BRIEF
Among the entries that follow, tally the lines with the string "Start". Give no more than the number.
─── ENTRIES
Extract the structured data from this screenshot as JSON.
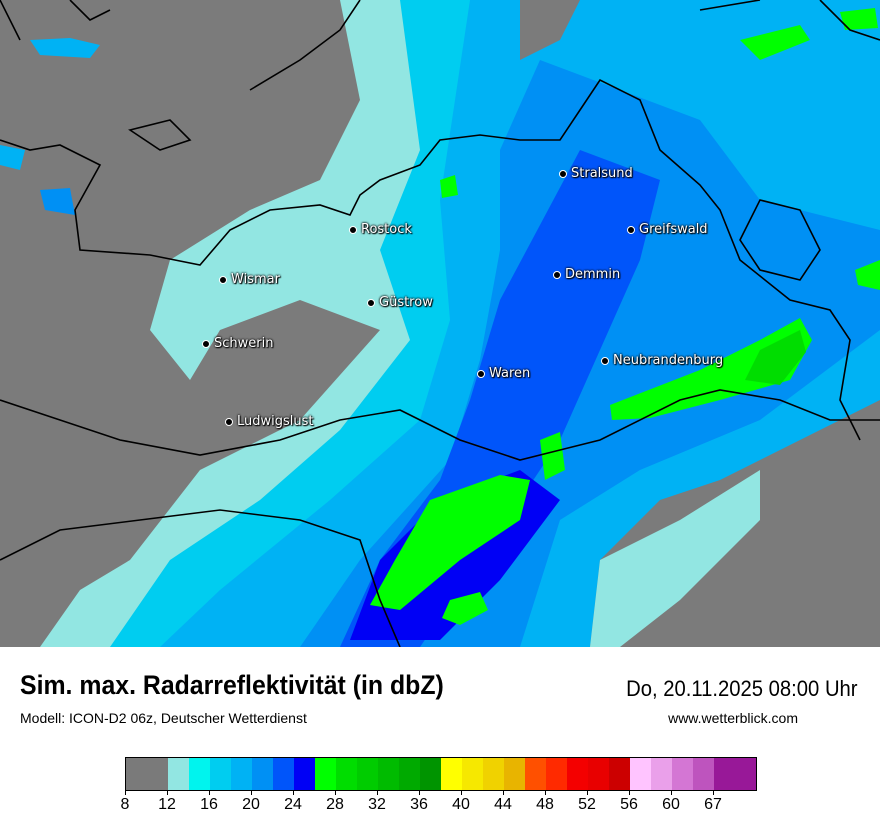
{
  "title": "Sim. max. Radarreflektivität (in dbZ)",
  "datetime": "Do, 20.11.2025 08:00 Uhr",
  "model": "Modell: ICON-D2 06z, Deutscher Wetterdienst",
  "website": "www.wetterblick.com",
  "cities": [
    {
      "name": "Stralsund"
    },
    {
      "name": "Rostock"
    },
    {
      "name": "Greifswald"
    },
    {
      "name": "Wismar"
    },
    {
      "name": "Demmin"
    },
    {
      "name": "Güstrow"
    },
    {
      "name": "Schwerin"
    },
    {
      "name": "Neubrandenburg"
    },
    {
      "name": "Waren"
    },
    {
      "name": "Ludwigslust"
    }
  ],
  "legend": {
    "unit": "dbZ",
    "tick_labels": [
      "8",
      "12",
      "16",
      "20",
      "24",
      "28",
      "32",
      "36",
      "40",
      "44",
      "48",
      "52",
      "56",
      "60",
      "67"
    ],
    "colors": [
      "#7a7a7a",
      "#7a7a7a",
      "#92e6e2",
      "#00f4ee",
      "#00cdf0",
      "#00b2f4",
      "#0090f4",
      "#0055fa",
      "#0000f5",
      "#00ff00",
      "#00dd00",
      "#00cc00",
      "#00bb00",
      "#00aa00",
      "#009400",
      "#ffff00",
      "#f6e800",
      "#f0d200",
      "#e8b400",
      "#ff5000",
      "#ff2a00",
      "#f40000",
      "#e80000",
      "#cc0000",
      "#ffc4ff",
      "#eaa0ea",
      "#d476d4",
      "#be54be",
      "#981898",
      "#981898"
    ]
  },
  "map_colors": {
    "land": "#7b7b7b",
    "c12": "#92e6e2",
    "c14": "#00f4ee",
    "c16": "#00cdf0",
    "c18": "#00b2f4",
    "c20": "#0090f4",
    "c22": "#0055fa",
    "c24": "#0000f5",
    "c26": "#00ff00",
    "c28": "#00dd00"
  }
}
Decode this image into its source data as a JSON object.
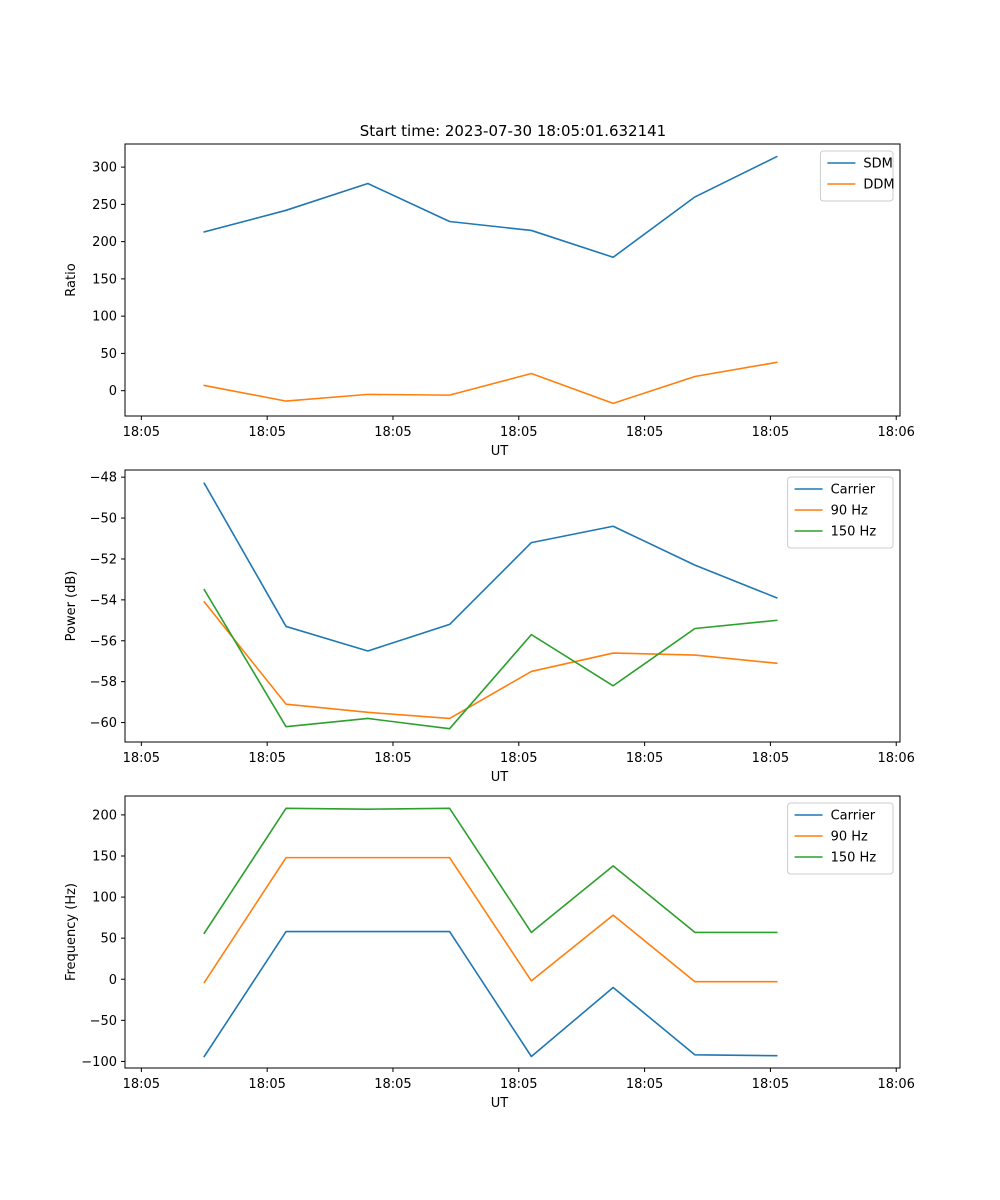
{
  "figure_title": "Start time: 2023-07-30 18:05:01.632141",
  "chart_data": [
    {
      "type": "line",
      "id": "ratio",
      "title": "Start time: 2023-07-30 18:05:01.632141",
      "xlabel": "UT",
      "ylabel": "Ratio",
      "x_tick_labels": [
        "18:05",
        "18:05",
        "18:05",
        "18:05",
        "18:05",
        "18:05",
        "18:06"
      ],
      "x_tick_values": [
        0,
        1,
        2,
        3,
        4,
        5,
        6
      ],
      "xlim": [
        -0.13,
        6.03
      ],
      "x": [
        0.5,
        1.15,
        1.8,
        2.45,
        3.1,
        3.75,
        4.4,
        5.05
      ],
      "yticks": [
        0,
        50,
        100,
        150,
        200,
        250,
        300
      ],
      "ylim": [
        -34,
        331
      ],
      "legend_position": "upper-right",
      "series": [
        {
          "name": "SDM",
          "color": "#1f77b4",
          "values": [
            213,
            242,
            278,
            227,
            215,
            179,
            260,
            314
          ]
        },
        {
          "name": "DDM",
          "color": "#ff7f0e",
          "values": [
            7,
            -14,
            -5,
            -6,
            23,
            -17,
            19,
            38
          ]
        }
      ]
    },
    {
      "type": "line",
      "id": "power",
      "xlabel": "UT",
      "ylabel": "Power (dB)",
      "x_tick_labels": [
        "18:05",
        "18:05",
        "18:05",
        "18:05",
        "18:05",
        "18:05",
        "18:06"
      ],
      "x_tick_values": [
        0,
        1,
        2,
        3,
        4,
        5,
        6
      ],
      "xlim": [
        -0.13,
        6.03
      ],
      "x": [
        0.5,
        1.15,
        1.8,
        2.45,
        3.1,
        3.75,
        4.4,
        5.05
      ],
      "yticks": [
        -60,
        -58,
        -56,
        -54,
        -52,
        -50,
        -48
      ],
      "ylim": [
        -60.95,
        -47.65
      ],
      "legend_position": "upper-right",
      "series": [
        {
          "name": "Carrier",
          "color": "#1f77b4",
          "values": [
            -48.3,
            -55.3,
            -56.5,
            -55.2,
            -51.2,
            -50.4,
            -52.3,
            -53.9
          ]
        },
        {
          "name": "90 Hz",
          "color": "#ff7f0e",
          "values": [
            -54.1,
            -59.1,
            -59.5,
            -59.8,
            -57.5,
            -56.6,
            -56.7,
            -57.1
          ]
        },
        {
          "name": "150 Hz",
          "color": "#2ca02c",
          "values": [
            -53.5,
            -60.2,
            -59.8,
            -60.3,
            -55.7,
            -58.2,
            -55.4,
            -55.0
          ]
        }
      ]
    },
    {
      "type": "line",
      "id": "frequency",
      "xlabel": "UT",
      "ylabel": "Frequency (Hz)",
      "x_tick_labels": [
        "18:05",
        "18:05",
        "18:05",
        "18:05",
        "18:05",
        "18:05",
        "18:06"
      ],
      "x_tick_values": [
        0,
        1,
        2,
        3,
        4,
        5,
        6
      ],
      "xlim": [
        -0.13,
        6.03
      ],
      "x": [
        0.5,
        1.15,
        1.8,
        2.45,
        3.1,
        3.75,
        4.4,
        5.05
      ],
      "yticks": [
        -100,
        -50,
        0,
        50,
        100,
        150,
        200
      ],
      "ylim": [
        -108,
        223
      ],
      "legend_position": "upper-right",
      "series": [
        {
          "name": "Carrier",
          "color": "#1f77b4",
          "values": [
            -94,
            58,
            58,
            58,
            -94,
            -10,
            -92,
            -93
          ]
        },
        {
          "name": "90 Hz",
          "color": "#ff7f0e",
          "values": [
            -4,
            148,
            148,
            148,
            -2,
            78,
            -3,
            -3
          ]
        },
        {
          "name": "150 Hz",
          "color": "#2ca02c",
          "values": [
            56,
            208,
            207,
            208,
            57,
            138,
            57,
            57
          ]
        }
      ]
    }
  ]
}
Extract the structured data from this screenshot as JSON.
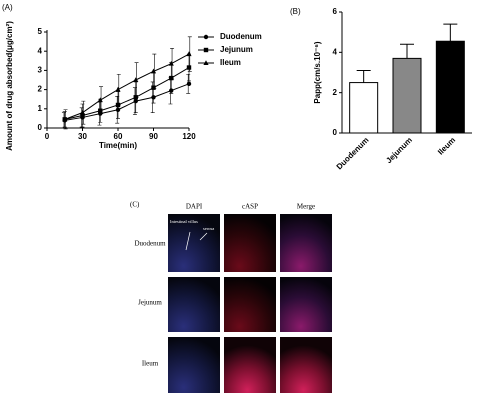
{
  "chart_data": [
    {
      "type": "line",
      "panel": "(A)",
      "xlabel": "Time(min)",
      "ylabel": "Amount of drug absorbed(μg/cm²)",
      "x": [
        15,
        30,
        45,
        60,
        75,
        90,
        105,
        120
      ],
      "xlim": [
        0,
        120
      ],
      "xticks": [
        0,
        30,
        60,
        90,
        120
      ],
      "ylim": [
        0,
        5
      ],
      "yticks": [
        0,
        1,
        2,
        3,
        4,
        5
      ],
      "series": [
        {
          "name": "Duodenum",
          "color": "#000000",
          "marker": "circle",
          "values": [
            0.4,
            0.55,
            0.75,
            0.95,
            1.4,
            1.6,
            1.95,
            2.3
          ],
          "errors": [
            0.4,
            0.5,
            0.6,
            0.7,
            0.7,
            0.8,
            0.7,
            0.5
          ]
        },
        {
          "name": "Jejunum",
          "color": "#000000",
          "marker": "square",
          "values": [
            0.45,
            0.65,
            0.9,
            1.2,
            1.6,
            2.1,
            2.6,
            3.15
          ],
          "errors": [
            0.4,
            0.6,
            0.6,
            0.7,
            0.8,
            0.8,
            0.8,
            0.7
          ]
        },
        {
          "name": "Ileum",
          "color": "#000000",
          "marker": "triangle",
          "values": [
            0.45,
            0.8,
            1.45,
            2.0,
            2.5,
            2.95,
            3.35,
            3.85
          ],
          "errors": [
            0.5,
            0.6,
            0.7,
            0.8,
            0.9,
            0.9,
            0.8,
            0.9
          ]
        }
      ]
    },
    {
      "type": "bar",
      "panel": "(B)",
      "ylabel": "Papp(cm/s.10⁻⁶)",
      "categories": [
        "Duodenum",
        "Jejunum",
        "Ileum"
      ],
      "values": [
        2.5,
        3.7,
        4.55
      ],
      "errors": [
        0.6,
        0.7,
        0.85
      ],
      "colors": [
        "#ffffff",
        "#888888",
        "#000000"
      ],
      "ylim": [
        0,
        6
      ],
      "yticks": [
        0,
        2,
        4,
        6
      ]
    }
  ],
  "panel_c": {
    "label": "(C)",
    "columns": [
      "DAPI",
      "cASP",
      "Merge"
    ],
    "rows": [
      "Duodenum",
      "Jejunum",
      "Ileum"
    ],
    "annotations": [
      "Intestinal villus",
      "serosa"
    ]
  }
}
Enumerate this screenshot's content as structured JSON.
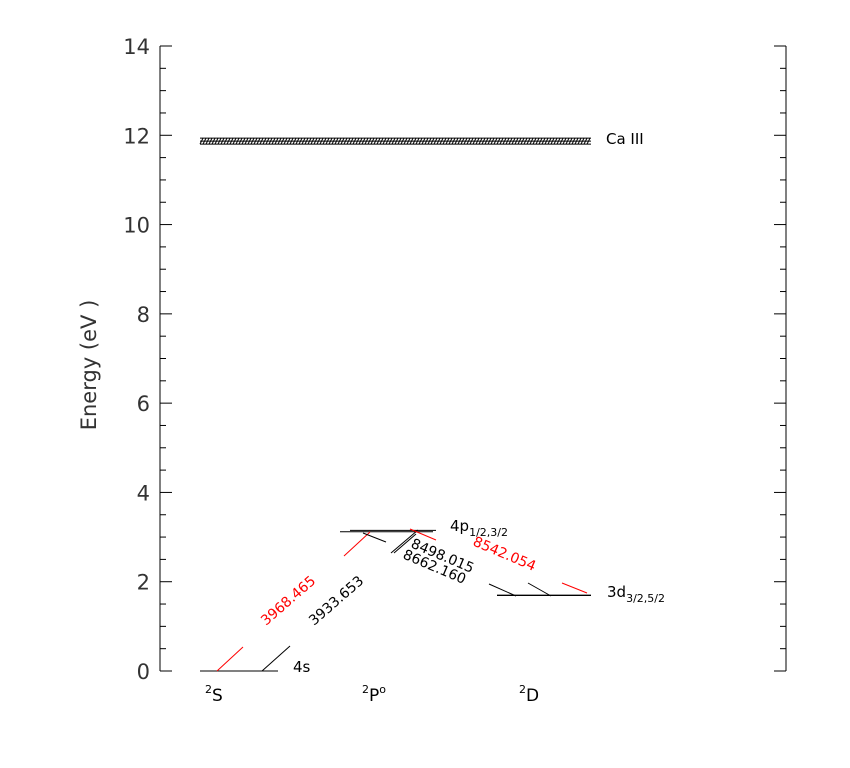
{
  "chart_data": {
    "type": "energy-level-diagram",
    "ylabel": "Energy (eV )",
    "ylim": [
      0,
      14
    ],
    "y_major_ticks": [
      0,
      2,
      4,
      6,
      8,
      10,
      12,
      14
    ],
    "y_minor_step": 0.5,
    "columns": [
      {
        "id": "S",
        "label": "S",
        "multiplicity": "2",
        "suffix": ""
      },
      {
        "id": "P",
        "label": "P",
        "multiplicity": "2",
        "suffix": "o"
      },
      {
        "id": "D",
        "label": "D",
        "multiplicity": "2",
        "suffix": ""
      }
    ],
    "ionization": {
      "energy": 11.87,
      "label": "Ca III"
    },
    "levels": [
      {
        "id": "4s",
        "column": "S",
        "energies": [
          0.0
        ],
        "label": "4s",
        "sub": ""
      },
      {
        "id": "4p",
        "column": "P",
        "energies": [
          3.12,
          3.15
        ],
        "label": "4p",
        "sub": "1/2,3/2"
      },
      {
        "id": "3d",
        "column": "D",
        "energies": [
          1.69,
          1.7
        ],
        "label": "3d",
        "sub": "3/2,5/2"
      }
    ],
    "transitions": [
      {
        "label": "3968.465",
        "color": "#ff0000",
        "from": "4s",
        "to": "4p"
      },
      {
        "label": "3933.653",
        "color": "#000000",
        "from": "4s",
        "to": "4p"
      },
      {
        "label": "8498.015",
        "color": "#000000",
        "from": "4p",
        "to": "3d"
      },
      {
        "label": "8662.160",
        "color": "#000000",
        "from": "4p",
        "to": "3d"
      },
      {
        "label": "8542.054",
        "color": "#ff0000",
        "from": "4p",
        "to": "3d"
      }
    ]
  }
}
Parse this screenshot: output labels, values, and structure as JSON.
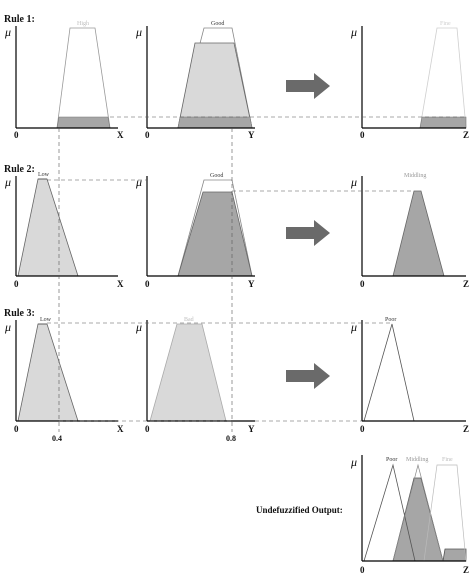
{
  "rules": [
    {
      "label": "Rule 1:"
    },
    {
      "label": "Rule 2:"
    },
    {
      "label": "Rule 3:"
    }
  ],
  "mu_symbol": "μ",
  "origin_label": "0",
  "axes": {
    "x": "X",
    "y": "Y",
    "z": "Z"
  },
  "sets": {
    "r1_x": "High",
    "r1_y": "Good",
    "r1_z": "Fine",
    "r2_x": "Low",
    "r2_y": "Good",
    "r2_z": "Middling",
    "r3_x": "Low",
    "r3_y": "Bad",
    "r3_z": "Poor",
    "out_poor": "Poor",
    "out_middling": "Middling",
    "out_fine": "Fine"
  },
  "inputs": {
    "x_value": "0.4",
    "y_value": "0.8"
  },
  "output_label": "Undefuzzified Output:",
  "colors": {
    "light_fill": "#d9d9d9",
    "dark_fill": "#a6a6a6",
    "arrow": "#6a6a6a",
    "faint_text": "#bdbdbd",
    "dashed": "#555555"
  }
}
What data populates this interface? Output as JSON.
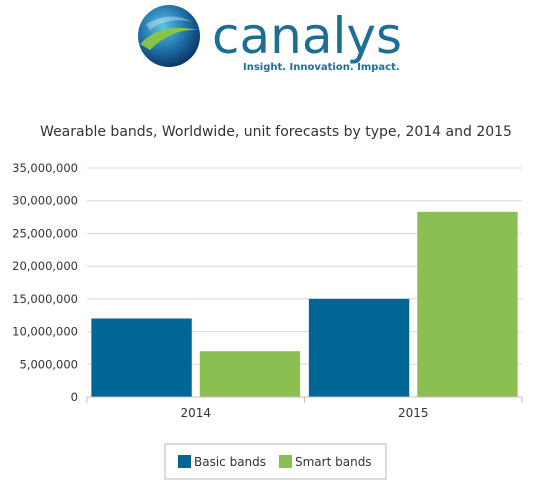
{
  "brand": {
    "name": "canalys",
    "tagline": "Insight. Innovation. Impact.",
    "colors": {
      "wordmark": "#1d6e96",
      "tagline": "#1d6e96",
      "globe_dark": "#0c3f73",
      "globe_light": "#3aa0c9",
      "swoosh": "#8cc63f"
    }
  },
  "chart_data": {
    "type": "bar",
    "title": "Wearable bands, Worldwide, unit forecasts by type, 2014 and 2015",
    "xlabel": "",
    "ylabel": "",
    "categories": [
      "2014",
      "2015"
    ],
    "series": [
      {
        "name": "Basic bands",
        "color": "#006794",
        "values": [
          12000000,
          15000000
        ]
      },
      {
        "name": "Smart bands",
        "color": "#8cbf52",
        "values": [
          7000000,
          28300000
        ]
      }
    ],
    "ylim": [
      0,
      35000000
    ],
    "yticks": [
      0,
      5000000,
      10000000,
      15000000,
      20000000,
      25000000,
      30000000,
      35000000
    ],
    "ytick_labels": [
      "0",
      "5,000,000",
      "10,000,000",
      "15,000,000",
      "20,000,000",
      "25,000,000",
      "30,000,000",
      "35,000,000"
    ],
    "grid": true,
    "legend_position": "bottom-center"
  }
}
──────
REPLY
2